# INSTRUCTIONS
a - List every person named in the article on Tim Gurner's unemployment comments that follows.
b - Write the next few paragraphs of the article on Tim Gurner's call for higher unemployment, picking up after its final sentence.

Millionaire Tim Gurner claims 'arrogance in the employment market'

Millionaire CEO Tim Gurner claims ‘arrogance in the employment market’, calls for more lay-offs

Tim Gurner at the AFR's Property Summit

Tim Gurner, founder and CEO of property development company Gurner Group, has called for a rise in unemployment to reduce “arrogance” in workers at the Australian Financial Review (AFR) Property Summit on Tuesday.

The 41-year-old millionaire faced intense backlash online over his comments criticising the productivity of tradespeople in relation to how much they are paid.

“People decided they didn’t really want to work so much anymore through COVID, and that has had a massive issue on productivity,” Gurner said at the Summit in Sydney on Tuesday.

“Tradies have definitely pulled back on productivity. They have been paid a lot to do not too much in the last few years, and we need to see that change.”

Gurner said there needs to be “pain in the economy”, calling for a 40-50 per cent rise in the unemployment rate.

“We need to remind people that they work for the employer, not the other way around,” he said. “There’s been a systematic change where employees feel the employer is extremely lucky to have them, as opposed to the other way around.

“It’s a dynamic that has to change. We’ve got to kill that attitude.”

Gurner’s comments implied laying workers off will reduce “arrogance in the employment market”.

Journalists, academics and politicians criticised the millionaire’s comments at the summit, including former radio broadcaster Mike Carlton.

“This Gurner character personifies everything that is wrong with unfettered capitalism and the cult of the super-CEO:  rampant greed and an arrogant contempt for working people,” Carlton wrote on X (Twitter).

Dr Collette Snowden, an academic in media, public relations and technology, said a lot of the problem lies in the audience’s reaction to Gurner’s comments – or lack thereof.

“When Tim Gurner casually and sincerely suggested that pain be inflicted on other human beings – to put them in their place –  NOT ONE PERSON in the audience challenged him – they nodded their heads in agreement. He is not an isolated case,” Dr Snowden tweeted.

(Document layout detection data)
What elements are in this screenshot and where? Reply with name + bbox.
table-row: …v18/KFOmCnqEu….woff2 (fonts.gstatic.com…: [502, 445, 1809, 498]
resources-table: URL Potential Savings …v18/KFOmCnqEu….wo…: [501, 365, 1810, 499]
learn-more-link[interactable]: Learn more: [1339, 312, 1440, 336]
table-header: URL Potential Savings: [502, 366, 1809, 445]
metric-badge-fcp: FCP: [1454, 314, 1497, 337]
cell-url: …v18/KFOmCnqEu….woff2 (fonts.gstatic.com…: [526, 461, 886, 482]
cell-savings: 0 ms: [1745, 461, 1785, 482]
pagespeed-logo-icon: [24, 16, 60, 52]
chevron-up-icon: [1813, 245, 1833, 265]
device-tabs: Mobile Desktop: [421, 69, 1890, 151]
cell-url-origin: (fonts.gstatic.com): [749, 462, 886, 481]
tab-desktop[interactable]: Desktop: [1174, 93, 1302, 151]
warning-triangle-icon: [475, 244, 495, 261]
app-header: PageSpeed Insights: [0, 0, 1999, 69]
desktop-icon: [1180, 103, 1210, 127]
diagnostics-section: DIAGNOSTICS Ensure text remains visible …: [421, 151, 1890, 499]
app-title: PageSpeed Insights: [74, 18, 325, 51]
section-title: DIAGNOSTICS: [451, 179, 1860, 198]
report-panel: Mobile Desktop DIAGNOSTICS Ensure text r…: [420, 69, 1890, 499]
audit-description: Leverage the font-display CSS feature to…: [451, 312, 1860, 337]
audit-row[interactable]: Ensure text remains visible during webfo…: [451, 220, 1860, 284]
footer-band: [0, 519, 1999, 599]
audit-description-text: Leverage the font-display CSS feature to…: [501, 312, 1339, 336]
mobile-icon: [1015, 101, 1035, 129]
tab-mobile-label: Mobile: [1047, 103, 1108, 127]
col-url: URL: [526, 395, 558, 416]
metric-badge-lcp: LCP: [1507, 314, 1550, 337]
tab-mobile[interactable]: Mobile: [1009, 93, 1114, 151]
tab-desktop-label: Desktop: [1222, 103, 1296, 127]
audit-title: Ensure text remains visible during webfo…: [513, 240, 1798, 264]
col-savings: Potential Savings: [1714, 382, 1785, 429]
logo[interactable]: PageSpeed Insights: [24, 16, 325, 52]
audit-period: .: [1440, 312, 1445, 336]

# RESPONSES TO THE EXERCISE
a - Tim Gurner, Mike Carlton, Collette Snowden

b -
President of the Australian Medical Association, Professor Steve Robson, commented on the damaging effects unemployment can have on individuals, condemning Gurner’s call for higher rates of unemployment.

“This is a breathtakingly irresponsible statement,” he wrote on X.

“Unemployment is associated with a range of adverse health outcomes including suicide. I say this with some confidence having studied suicide and unemployment.”

As of July 2023, the ABS reported the unemployment rate in Australia was 3.6 per cent. Economists suggest the optimum rate of unemployment for healthy economic growth is between 3.5 and 4.5 per cent.

Michele Bullock, the incoming Reserve Bank governor, said in June that the unemployment rate needs to rise to 4.5 per cent, putting 140,000 people out of work, in order to control inflation.

Tim Gurner’s company, Gurner Group, was founded in 2013 and is now reportedly worth more than $9.5 billion. Tim Gurner’s individual net worth is said to be around $929 million, according to the AFR’s 2022 Rich List.

This is not the first time Gurner has made headlines for controversial comments. In an interview on 60 Minutes in 2017, Gurner said he believes young people will never afford a home if they continue “spending $40 a day on smashed avocados and coffees and not working”.